>> Begin

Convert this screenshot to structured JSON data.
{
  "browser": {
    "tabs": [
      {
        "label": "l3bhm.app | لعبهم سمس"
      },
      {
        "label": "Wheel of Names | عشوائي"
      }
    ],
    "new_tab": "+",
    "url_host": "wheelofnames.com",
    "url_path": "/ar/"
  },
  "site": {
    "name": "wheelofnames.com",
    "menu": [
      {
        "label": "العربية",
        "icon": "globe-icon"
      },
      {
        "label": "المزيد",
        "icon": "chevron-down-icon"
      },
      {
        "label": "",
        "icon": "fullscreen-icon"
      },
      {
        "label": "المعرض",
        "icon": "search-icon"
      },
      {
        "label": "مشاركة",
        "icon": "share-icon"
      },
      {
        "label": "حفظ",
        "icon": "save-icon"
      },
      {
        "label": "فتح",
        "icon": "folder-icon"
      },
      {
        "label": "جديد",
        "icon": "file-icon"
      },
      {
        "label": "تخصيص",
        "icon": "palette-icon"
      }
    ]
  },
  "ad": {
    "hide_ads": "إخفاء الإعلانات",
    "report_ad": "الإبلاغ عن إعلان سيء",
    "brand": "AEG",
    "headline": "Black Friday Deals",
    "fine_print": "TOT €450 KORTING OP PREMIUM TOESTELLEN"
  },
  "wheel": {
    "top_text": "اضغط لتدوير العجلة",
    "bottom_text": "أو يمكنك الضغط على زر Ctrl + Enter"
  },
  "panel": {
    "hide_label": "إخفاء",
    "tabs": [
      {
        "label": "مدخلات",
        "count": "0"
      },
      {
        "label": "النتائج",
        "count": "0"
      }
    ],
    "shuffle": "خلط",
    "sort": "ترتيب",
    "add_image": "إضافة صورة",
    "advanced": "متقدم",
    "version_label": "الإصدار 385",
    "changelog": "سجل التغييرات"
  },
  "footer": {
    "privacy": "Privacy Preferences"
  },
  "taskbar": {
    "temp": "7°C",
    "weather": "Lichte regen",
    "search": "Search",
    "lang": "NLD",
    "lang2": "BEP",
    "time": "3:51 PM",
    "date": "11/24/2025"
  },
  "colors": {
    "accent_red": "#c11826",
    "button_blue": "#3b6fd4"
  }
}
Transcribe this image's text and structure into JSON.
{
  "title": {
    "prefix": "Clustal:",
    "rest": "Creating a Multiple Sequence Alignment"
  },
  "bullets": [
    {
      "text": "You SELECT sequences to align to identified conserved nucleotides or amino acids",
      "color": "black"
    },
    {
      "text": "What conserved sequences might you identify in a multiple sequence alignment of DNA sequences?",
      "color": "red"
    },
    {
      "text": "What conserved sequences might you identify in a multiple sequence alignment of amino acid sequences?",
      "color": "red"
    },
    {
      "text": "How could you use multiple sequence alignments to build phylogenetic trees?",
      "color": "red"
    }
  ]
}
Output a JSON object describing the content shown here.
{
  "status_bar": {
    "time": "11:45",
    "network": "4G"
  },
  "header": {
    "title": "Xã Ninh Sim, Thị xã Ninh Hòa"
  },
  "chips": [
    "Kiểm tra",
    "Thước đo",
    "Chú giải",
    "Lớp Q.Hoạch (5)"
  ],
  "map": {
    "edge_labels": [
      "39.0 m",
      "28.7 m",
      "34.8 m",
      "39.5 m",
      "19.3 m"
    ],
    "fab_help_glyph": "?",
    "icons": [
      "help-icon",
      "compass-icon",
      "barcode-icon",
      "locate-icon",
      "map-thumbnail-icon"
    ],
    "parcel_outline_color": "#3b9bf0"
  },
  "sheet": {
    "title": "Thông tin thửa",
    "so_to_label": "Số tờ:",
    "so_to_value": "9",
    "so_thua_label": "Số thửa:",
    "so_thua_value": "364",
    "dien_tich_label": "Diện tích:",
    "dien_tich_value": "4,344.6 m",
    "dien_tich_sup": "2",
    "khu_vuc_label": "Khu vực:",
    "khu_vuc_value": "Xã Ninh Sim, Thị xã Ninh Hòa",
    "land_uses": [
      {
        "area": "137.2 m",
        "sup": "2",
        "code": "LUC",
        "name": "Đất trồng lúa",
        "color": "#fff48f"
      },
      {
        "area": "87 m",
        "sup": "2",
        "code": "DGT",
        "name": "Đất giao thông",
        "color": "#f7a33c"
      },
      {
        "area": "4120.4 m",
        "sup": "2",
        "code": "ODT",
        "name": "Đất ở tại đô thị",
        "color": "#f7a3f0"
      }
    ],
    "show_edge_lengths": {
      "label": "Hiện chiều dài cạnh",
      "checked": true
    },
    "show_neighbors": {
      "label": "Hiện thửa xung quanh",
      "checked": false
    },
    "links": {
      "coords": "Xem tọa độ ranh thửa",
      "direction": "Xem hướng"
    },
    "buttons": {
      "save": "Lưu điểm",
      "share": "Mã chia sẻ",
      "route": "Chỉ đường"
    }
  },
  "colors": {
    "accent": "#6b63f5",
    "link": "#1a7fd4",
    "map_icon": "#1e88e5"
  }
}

>> End

_Directions:_
Pull every line containing "sequences" out of the records.

_Output for this task:_
      "text": "You SELECT sequences to align to identified conserved nucleotides or amino acids",
      "text": "What conserved sequences might you identify in a multiple sequence alignment of DNA sequences?",
      "text": "What conserved sequences might you identify in a multiple sequence alignment of amino acid sequences?",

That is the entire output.